___ Selection

In [None]:
root = '/Users/admin/Documents/PhD/Code/perceptual-tuning-results/'

mp_folder = root + 'ABX/mp_scores'

analysis_folder = root + 'ABX/analyses/RL_AmEnglish/resampling'

fig_path = root + 'ABX/figures/rl_input_amount.pdf'

Amount of input operationalised as total duration in seconds. See notebook for data preparation in perceptual-tuning-pnas/data git

In [None]:
# Uncomment for development/debugging
%matplotlib inline


# Uncomment to plot finalized figures
"""
import matplotlib as mpl
mpl.use("pgf")
pgf_with_custom_preamble = {
    "font.family": "serif", # use serif/main font for text elements
    "text.usetex": True,    # use inline math for ticks
    "pgf.rcfonts": False,   # don't setup fonts from rc parameters
    "pgf.preamble": [
         "\\usepackage{unicode-math}",  # unicode math setup
         "\\setmainfont{Doulos SIL}" # serif font via preamble
         ]
}
mpl.rcParams.update(pgf_with_custom_preamble)

______
___ Data extract

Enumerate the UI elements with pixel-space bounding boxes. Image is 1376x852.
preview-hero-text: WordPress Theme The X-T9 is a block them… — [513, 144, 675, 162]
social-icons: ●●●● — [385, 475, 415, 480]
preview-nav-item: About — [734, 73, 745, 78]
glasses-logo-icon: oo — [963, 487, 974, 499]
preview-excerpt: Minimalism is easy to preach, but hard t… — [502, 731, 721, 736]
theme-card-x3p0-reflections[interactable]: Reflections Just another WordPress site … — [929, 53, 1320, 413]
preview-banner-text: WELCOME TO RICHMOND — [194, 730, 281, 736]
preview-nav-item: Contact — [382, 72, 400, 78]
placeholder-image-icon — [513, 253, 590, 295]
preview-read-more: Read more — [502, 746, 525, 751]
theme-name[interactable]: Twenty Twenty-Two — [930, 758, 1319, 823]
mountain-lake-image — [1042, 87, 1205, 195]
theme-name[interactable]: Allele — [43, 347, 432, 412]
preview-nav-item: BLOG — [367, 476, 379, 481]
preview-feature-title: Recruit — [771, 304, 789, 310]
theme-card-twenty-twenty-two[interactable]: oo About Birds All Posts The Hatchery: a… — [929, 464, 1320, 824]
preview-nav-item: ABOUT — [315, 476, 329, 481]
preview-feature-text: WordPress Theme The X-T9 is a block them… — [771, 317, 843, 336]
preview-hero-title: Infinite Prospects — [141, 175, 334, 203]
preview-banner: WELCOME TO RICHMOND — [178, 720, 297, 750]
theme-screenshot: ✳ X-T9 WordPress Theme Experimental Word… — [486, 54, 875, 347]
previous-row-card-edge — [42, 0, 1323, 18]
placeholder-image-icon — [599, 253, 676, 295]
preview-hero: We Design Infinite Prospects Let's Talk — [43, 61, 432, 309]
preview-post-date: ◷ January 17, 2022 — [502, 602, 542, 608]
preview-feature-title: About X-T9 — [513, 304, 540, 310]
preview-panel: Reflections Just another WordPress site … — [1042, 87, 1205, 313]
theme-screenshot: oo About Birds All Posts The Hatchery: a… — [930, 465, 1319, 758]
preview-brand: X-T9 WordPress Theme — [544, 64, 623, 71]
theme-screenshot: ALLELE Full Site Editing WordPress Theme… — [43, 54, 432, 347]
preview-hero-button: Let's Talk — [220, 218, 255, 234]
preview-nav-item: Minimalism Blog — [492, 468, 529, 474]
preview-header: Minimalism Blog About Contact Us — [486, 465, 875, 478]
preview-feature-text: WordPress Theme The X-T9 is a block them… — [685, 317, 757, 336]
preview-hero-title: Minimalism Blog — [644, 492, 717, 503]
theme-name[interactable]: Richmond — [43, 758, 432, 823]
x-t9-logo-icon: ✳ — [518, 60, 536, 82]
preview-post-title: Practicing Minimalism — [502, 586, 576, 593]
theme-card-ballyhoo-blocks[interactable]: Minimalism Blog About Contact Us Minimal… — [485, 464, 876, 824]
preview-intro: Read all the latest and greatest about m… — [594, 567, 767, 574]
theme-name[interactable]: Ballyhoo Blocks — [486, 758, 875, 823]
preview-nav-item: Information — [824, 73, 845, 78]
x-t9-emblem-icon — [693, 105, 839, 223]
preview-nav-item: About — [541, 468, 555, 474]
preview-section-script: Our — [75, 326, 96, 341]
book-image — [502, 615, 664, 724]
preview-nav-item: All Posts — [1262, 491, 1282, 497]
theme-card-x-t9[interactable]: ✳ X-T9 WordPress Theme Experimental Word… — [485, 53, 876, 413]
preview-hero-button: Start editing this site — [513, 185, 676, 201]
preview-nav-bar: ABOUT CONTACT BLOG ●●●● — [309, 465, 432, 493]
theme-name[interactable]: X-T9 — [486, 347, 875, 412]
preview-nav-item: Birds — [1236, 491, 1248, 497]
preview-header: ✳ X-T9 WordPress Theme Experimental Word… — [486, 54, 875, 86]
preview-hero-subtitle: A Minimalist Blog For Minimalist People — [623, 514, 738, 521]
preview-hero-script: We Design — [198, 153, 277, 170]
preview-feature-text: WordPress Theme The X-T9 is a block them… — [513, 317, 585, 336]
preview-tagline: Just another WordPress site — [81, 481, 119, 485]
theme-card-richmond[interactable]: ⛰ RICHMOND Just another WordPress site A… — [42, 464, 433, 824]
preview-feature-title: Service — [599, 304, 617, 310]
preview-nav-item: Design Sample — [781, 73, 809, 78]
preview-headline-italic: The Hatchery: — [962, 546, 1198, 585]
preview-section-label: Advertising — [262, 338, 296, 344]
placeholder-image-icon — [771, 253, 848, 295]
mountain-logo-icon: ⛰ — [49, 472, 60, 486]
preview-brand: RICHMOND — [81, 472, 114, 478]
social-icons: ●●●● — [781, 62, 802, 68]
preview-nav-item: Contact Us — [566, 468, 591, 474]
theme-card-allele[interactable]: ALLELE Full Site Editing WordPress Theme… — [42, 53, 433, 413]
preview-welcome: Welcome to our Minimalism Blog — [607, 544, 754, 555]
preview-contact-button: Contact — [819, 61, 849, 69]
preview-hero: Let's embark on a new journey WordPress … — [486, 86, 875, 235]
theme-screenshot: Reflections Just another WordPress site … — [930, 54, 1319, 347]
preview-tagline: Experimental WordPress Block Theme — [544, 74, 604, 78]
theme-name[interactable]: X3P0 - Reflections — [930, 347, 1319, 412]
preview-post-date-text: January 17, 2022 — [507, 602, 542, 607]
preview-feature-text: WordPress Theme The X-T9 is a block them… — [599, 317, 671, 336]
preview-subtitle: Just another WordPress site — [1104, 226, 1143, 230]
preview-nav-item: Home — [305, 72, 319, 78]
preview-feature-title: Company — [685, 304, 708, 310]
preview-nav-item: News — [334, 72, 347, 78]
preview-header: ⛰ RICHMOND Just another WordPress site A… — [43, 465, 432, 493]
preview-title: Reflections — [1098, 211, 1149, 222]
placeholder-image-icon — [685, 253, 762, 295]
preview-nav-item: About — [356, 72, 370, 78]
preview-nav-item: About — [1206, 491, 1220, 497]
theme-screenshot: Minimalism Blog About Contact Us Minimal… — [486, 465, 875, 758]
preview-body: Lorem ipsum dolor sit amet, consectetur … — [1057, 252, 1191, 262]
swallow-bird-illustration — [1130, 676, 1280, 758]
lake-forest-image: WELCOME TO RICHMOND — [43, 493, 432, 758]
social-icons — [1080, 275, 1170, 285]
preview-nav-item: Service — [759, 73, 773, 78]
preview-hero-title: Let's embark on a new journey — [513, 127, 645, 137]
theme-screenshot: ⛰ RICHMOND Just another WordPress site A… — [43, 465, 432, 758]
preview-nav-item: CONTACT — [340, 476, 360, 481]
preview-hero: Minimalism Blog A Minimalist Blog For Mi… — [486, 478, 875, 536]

______

## Problem description
In the notebook, recast the paragraph beginning "Amount of input operationalised" as a short bulleted list that keeps its main facts. The lines that come after the notebook are not needed for the work here.

## Final answer
- Amount of input is measured as total duration in seconds.
- Data preparation is covered in a notebook in perceptual-tuning-pnas/data git.